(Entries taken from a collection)
--

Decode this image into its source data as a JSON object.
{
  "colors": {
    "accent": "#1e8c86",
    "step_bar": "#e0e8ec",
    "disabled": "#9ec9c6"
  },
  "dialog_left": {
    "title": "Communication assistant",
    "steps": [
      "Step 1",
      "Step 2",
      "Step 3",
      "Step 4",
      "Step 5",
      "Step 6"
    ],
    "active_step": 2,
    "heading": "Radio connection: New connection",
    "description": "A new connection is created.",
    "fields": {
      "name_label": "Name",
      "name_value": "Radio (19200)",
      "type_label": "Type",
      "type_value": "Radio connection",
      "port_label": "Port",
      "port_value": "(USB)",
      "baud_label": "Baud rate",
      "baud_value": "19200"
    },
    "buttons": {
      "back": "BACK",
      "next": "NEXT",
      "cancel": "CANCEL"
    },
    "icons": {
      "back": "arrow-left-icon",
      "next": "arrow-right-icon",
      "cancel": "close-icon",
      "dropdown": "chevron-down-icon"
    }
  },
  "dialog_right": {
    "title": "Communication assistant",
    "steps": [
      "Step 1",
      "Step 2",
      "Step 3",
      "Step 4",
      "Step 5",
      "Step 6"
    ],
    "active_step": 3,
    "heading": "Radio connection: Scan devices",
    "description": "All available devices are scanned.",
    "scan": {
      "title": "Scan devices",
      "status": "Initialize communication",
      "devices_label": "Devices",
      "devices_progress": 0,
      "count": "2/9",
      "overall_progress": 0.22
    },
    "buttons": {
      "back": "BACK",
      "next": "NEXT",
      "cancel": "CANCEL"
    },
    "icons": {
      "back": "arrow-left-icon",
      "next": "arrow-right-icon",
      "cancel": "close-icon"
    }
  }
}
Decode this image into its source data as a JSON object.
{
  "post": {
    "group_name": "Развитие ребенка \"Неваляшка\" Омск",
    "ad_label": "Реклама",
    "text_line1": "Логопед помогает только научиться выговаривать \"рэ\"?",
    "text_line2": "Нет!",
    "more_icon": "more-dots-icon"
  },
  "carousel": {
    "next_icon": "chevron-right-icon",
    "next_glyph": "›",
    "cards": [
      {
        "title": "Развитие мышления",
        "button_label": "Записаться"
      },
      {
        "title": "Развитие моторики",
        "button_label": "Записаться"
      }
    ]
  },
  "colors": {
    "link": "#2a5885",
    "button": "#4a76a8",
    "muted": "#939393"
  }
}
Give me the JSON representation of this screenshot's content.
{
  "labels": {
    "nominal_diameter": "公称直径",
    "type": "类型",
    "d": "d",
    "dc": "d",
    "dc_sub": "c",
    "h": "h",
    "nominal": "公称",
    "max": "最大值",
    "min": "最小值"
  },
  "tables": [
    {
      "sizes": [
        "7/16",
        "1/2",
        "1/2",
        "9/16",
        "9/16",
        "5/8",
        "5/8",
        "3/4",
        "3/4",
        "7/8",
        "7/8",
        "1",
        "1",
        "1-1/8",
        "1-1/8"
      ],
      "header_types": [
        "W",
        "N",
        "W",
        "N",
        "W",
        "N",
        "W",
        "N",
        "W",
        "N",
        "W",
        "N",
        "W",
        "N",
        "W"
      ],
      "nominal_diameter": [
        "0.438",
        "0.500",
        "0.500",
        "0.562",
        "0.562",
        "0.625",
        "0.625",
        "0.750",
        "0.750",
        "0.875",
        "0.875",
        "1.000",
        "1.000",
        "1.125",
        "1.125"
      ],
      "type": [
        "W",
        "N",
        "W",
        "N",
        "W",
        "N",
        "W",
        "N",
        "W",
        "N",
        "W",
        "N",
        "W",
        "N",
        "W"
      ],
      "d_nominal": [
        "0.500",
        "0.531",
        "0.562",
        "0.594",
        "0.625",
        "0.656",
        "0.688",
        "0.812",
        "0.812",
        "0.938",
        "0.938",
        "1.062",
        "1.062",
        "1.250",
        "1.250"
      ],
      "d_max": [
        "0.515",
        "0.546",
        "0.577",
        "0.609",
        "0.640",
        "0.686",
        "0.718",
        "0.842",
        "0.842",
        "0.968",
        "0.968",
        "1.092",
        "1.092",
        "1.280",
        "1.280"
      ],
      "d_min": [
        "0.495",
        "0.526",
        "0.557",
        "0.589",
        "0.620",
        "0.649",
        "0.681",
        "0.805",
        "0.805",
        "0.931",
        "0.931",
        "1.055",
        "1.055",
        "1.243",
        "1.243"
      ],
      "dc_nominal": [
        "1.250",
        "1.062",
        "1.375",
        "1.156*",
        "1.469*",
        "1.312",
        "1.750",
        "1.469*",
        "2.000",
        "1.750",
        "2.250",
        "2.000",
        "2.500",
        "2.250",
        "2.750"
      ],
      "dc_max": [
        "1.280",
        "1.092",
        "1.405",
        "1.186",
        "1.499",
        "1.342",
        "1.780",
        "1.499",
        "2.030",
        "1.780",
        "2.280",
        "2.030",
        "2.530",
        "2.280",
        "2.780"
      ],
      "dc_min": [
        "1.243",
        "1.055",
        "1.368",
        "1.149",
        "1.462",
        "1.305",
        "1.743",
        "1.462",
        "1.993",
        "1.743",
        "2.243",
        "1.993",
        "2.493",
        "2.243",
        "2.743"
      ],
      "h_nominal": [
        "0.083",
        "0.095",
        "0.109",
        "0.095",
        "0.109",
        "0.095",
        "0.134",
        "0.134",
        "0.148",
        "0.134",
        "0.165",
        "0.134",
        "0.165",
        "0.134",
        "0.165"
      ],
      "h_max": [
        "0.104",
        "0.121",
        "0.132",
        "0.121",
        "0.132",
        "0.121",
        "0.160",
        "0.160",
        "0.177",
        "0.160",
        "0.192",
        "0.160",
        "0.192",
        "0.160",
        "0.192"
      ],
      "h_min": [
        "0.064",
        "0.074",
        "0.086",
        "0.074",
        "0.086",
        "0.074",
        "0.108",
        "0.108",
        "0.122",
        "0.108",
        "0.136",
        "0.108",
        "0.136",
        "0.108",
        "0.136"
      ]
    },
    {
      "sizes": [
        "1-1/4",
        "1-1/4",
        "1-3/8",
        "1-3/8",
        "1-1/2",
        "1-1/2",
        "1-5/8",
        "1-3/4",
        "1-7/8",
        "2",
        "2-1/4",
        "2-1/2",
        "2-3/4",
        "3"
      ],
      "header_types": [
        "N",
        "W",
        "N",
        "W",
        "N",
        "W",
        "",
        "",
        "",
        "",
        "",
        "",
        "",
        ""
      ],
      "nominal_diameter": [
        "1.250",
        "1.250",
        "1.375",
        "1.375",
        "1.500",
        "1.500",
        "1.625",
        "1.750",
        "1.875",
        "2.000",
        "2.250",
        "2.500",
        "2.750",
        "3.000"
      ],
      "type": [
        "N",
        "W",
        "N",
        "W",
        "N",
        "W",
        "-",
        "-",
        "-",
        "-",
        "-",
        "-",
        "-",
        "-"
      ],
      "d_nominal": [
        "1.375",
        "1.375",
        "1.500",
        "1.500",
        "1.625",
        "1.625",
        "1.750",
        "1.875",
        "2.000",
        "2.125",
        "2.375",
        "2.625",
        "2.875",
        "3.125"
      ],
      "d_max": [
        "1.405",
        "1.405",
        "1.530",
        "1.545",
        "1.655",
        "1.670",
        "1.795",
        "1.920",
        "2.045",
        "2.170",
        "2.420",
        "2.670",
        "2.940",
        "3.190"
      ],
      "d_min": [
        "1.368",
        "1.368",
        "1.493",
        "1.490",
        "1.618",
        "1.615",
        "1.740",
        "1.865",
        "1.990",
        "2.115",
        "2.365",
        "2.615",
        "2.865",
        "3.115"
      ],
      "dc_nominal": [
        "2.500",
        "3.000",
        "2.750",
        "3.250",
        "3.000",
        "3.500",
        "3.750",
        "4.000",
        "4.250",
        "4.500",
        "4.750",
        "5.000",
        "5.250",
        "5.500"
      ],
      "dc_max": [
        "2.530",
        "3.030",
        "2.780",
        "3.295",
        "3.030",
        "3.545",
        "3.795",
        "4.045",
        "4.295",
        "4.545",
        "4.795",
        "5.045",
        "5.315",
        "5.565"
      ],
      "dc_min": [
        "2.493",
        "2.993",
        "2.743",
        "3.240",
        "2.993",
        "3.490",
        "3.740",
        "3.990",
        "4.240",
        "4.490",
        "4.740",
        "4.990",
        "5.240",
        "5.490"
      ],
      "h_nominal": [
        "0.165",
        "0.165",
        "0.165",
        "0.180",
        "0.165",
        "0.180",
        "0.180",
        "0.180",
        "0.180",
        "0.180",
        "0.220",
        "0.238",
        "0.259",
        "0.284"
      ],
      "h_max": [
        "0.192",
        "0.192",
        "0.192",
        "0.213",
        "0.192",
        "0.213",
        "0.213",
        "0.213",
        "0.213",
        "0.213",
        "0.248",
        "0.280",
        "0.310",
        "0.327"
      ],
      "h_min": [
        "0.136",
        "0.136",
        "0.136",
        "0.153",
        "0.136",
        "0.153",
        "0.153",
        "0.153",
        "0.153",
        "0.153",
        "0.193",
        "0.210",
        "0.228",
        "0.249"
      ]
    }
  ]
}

--

» **Set task**: Identify and list each line with the word "title".

» **Response to the task**:
    "title": "Communication assistant",
    "title": "Communication assistant",
      "title": "Scan devices",
        "title": "Развитие мышления",
        "title": "Развитие моторики",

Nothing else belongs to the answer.